- Entries taken from a collection:
::::::::::
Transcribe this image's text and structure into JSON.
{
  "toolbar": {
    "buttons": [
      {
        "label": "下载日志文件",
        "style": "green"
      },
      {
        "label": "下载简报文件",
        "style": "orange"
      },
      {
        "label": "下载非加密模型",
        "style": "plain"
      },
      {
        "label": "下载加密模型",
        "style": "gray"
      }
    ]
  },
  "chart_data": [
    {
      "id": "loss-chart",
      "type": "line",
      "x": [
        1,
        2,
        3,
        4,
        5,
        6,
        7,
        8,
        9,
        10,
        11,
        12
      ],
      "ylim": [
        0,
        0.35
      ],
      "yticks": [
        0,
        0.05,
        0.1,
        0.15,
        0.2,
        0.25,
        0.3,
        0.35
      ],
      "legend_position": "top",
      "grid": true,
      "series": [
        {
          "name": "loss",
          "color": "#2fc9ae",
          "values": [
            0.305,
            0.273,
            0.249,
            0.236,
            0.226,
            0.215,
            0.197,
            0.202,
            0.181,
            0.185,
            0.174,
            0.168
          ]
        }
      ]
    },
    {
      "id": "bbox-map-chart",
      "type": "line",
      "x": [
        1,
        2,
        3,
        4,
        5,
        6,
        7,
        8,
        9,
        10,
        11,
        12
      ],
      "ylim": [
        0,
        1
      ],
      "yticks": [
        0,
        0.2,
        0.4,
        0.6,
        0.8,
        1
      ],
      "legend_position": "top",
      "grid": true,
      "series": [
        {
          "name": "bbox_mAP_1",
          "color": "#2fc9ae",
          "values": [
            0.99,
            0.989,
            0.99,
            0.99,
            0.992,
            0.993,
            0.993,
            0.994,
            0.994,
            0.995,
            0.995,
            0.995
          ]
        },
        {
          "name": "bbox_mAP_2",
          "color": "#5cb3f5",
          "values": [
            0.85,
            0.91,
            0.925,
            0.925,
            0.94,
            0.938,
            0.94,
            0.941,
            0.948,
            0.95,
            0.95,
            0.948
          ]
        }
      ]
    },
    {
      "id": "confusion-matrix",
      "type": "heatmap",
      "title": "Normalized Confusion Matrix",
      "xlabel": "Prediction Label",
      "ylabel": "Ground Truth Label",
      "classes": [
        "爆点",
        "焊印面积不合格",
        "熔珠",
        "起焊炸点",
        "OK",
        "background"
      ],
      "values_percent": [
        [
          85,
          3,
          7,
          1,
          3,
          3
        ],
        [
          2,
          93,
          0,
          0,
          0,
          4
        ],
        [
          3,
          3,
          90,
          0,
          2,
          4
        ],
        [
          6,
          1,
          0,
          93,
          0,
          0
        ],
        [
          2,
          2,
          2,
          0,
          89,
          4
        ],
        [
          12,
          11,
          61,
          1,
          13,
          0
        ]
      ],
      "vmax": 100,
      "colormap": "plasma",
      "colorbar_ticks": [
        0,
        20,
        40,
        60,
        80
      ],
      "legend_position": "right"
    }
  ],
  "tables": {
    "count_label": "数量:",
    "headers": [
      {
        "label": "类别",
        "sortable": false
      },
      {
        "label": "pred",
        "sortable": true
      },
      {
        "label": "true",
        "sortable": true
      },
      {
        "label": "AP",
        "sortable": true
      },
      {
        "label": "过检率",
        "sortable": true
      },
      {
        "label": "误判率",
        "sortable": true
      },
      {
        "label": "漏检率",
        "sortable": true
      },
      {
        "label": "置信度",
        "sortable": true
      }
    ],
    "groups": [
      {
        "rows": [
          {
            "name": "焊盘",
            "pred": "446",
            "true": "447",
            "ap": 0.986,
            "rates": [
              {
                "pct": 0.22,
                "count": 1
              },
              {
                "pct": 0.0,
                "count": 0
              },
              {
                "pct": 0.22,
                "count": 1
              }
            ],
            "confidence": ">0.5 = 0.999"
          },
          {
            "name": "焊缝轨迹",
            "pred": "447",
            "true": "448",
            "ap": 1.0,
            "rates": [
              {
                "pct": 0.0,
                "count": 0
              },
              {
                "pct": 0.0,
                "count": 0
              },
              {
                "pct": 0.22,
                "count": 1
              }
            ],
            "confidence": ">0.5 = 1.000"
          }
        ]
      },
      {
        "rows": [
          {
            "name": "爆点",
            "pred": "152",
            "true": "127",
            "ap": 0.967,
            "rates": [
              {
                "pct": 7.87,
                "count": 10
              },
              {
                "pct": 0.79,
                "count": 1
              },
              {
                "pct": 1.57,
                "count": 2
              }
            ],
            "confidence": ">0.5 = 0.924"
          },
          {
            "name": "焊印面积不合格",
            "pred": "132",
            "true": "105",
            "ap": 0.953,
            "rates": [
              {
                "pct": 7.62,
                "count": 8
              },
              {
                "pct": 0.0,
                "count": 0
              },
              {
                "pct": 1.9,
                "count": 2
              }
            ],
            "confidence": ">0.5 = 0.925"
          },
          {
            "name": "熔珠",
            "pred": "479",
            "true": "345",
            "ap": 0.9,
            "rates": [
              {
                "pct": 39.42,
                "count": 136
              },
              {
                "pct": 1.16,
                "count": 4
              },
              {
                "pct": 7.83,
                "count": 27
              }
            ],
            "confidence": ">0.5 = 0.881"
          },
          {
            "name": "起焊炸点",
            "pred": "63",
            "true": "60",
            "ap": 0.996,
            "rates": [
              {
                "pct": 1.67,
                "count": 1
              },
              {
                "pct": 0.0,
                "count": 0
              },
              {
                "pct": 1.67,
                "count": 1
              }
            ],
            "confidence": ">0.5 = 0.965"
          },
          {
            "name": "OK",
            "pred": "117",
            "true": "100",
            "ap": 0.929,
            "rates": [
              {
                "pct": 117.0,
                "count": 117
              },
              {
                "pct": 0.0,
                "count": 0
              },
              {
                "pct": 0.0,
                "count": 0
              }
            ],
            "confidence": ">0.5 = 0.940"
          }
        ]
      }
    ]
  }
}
::::::::::
- Set problem: Write the material out again word for word.

- Task response:
Transcribe this image's text and structure into JSON.
{
  "toolbar": {
    "buttons": [
      {
        "label": "下载日志文件",
        "style": "green"
      },
      {
        "label": "下载简报文件",
        "style": "orange"
      },
      {
        "label": "下载非加密模型",
        "style": "plain"
      },
      {
        "label": "下载加密模型",
        "style": "gray"
      }
    ]
  },
  "chart_data": [
    {
      "id": "loss-chart",
      "type": "line",
      "x": [
        1,
        2,
        3,
        4,
        5,
        6,
        7,
        8,
        9,
        10,
        11,
        12
      ],
      "ylim": [
        0,
        0.35
      ],
      "yticks": [
        0,
        0.05,
        0.1,
        0.15,
        0.2,
        0.25,
        0.3,
        0.35
      ],
      "legend_position": "top",
      "grid": true,
      "series": [
        {
          "name": "loss",
          "color": "#2fc9ae",
          "values": [
            0.305,
            0.273,
            0.249,
            0.236,
            0.226,
            0.215,
            0.197,
            0.202,
            0.181,
            0.185,
            0.174,
            0.168
          ]
        }
      ]
    },
    {
      "id": "bbox-map-chart",
      "type": "line",
      "x": [
        1,
        2,
        3,
        4,
        5,
        6,
        7,
        8,
        9,
        10,
        11,
        12
      ],
      "ylim": [
        0,
        1
      ],
      "yticks": [
        0,
        0.2,
        0.4,
        0.6,
        0.8,
        1
      ],
      "legend_position": "top",
      "grid": true,
      "series": [
        {
          "name": "bbox_mAP_1",
          "color": "#2fc9ae",
          "values": [
            0.99,
            0.989,
            0.99,
            0.99,
            0.992,
            0.993,
            0.993,
            0.994,
            0.994,
            0.995,
            0.995,
            0.995
          ]
        },
        {
          "name": "bbox_mAP_2",
          "color": "#5cb3f5",
          "values": [
            0.85,
            0.91,
            0.925,
            0.925,
            0.94,
            0.938,
            0.94,
            0.941,
            0.948,
            0.95,
            0.95,
            0.948
          ]
        }
      ]
    },
    {
      "id": "confusion-matrix",
      "type": "heatmap",
      "title": "Normalized Confusion Matrix",
      "xlabel": "Prediction Label",
      "ylabel": "Ground Truth Label",
      "classes": [
        "爆点",
        "焊印面积不合格",
        "熔珠",
        "起焊炸点",
        "OK",
        "background"
      ],
      "values_percent": [
        [
          85,
          3,
          7,
          1,
          3,
          3
        ],
        [
          2,
          93,
          0,
          0,
          0,
          4
        ],
        [
          3,
          3,
          90,
          0,
          2,
          4
        ],
        [
          6,
          1,
          0,
          93,
          0,
          0
        ],
        [
          2,
          2,
          2,
          0,
          89,
          4
        ],
        [
          12,
          11,
          61,
          1,
          13,
          0
        ]
      ],
      "vmax": 100,
      "colormap": "plasma",
      "colorbar_ticks": [
        0,
        20,
        40,
        60,
        80
      ],
      "legend_position": "right"
    }
  ],
  "tables": {
    "count_label": "数量:",
    "headers": [
      {
        "label": "类别",
        "sortable": false
      },
      {
        "label": "pred",
        "sortable": true
      },
      {
        "label": "true",
        "sortable": true
      },
      {
        "label": "AP",
        "sortable": true
      },
      {
        "label": "过检率",
        "sortable": true
      },
      {
        "label": "误判率",
        "sortable": true
      },
      {
        "label": "漏检率",
        "sortable": true
      },
      {
        "label": "置信度",
        "sortable": true
      }
    ],
    "groups": [
      {
        "rows": [
          {
            "name": "焊盘",
            "pred": "446",
            "true": "447",
            "ap": 0.986,
            "rates": [
              {
                "pct": 0.22,
                "count": 1
              },
              {
                "pct": 0.0,
                "count": 0
              },
              {
                "pct": 0.22,
                "count": 1
              }
            ],
            "confidence": ">0.5 = 0.999"
          },
          {
            "name": "焊缝轨迹",
            "pred": "447",
            "true": "448",
            "ap": 1.0,
            "rates": [
              {
                "pct": 0.0,
                "count": 0
              },
              {
                "pct": 0.0,
                "count": 0
              },
              {
                "pct": 0.22,
                "count": 1
              }
            ],
            "confidence": ">0.5 = 1.000"
          }
        ]
      },
      {
        "rows": [
          {
            "name": "爆点",
            "pred": "152",
            "true": "127",
            "ap": 0.967,
            "rates": [
              {
                "pct": 7.87,
                "count": 10
              },
              {
                "pct": 0.79,
                "count": 1
              },
              {
                "pct": 1.57,
                "count": 2
              }
            ],
            "confidence": ">0.5 = 0.924"
          },
          {
            "name": "焊印面积不合格",
            "pred": "132",
            "true": "105",
            "ap": 0.953,
            "rates": [
              {
                "pct": 7.62,
                "count": 8
              },
              {
                "pct": 0.0,
                "count": 0
              },
              {
                "pct": 1.9,
                "count": 2
              }
            ],
            "confidence": ">0.5 = 0.925"
          },
          {
            "name": "熔珠",
            "pred": "479",
            "true": "345",
            "ap": 0.9,
            "rates": [
              {
                "pct": 39.42,
                "count": 136
              },
              {
                "pct": 1.16,
                "count": 4
              },
              {
                "pct": 7.83,
                "count": 27
              }
            ],
            "confidence": ">0.5 = 0.881"
          },
          {
            "name": "起焊炸点",
            "pred": "63",
            "true": "60",
            "ap": 0.996,
            "rates": [
              {
                "pct": 1.67,
                "count": 1
              },
              {
                "pct": 0.0,
                "count": 0
              },
              {
                "pct": 1.67,
                "count": 1
              }
            ],
            "confidence": ">0.5 = 0.965"
          },
          {
            "name": "OK",
            "pred": "117",
            "true": "100",
            "ap": 0.929,
            "rates": [
              {
                "pct": 117.0,
                "count": 117
              },
              {
                "pct": 0.0,
                "count": 0
              },
              {
                "pct": 0.0,
                "count": 0
              }
            ],
            "confidence": ">0.5 = 0.940"
          }
        ]
      }
    ]
  }
}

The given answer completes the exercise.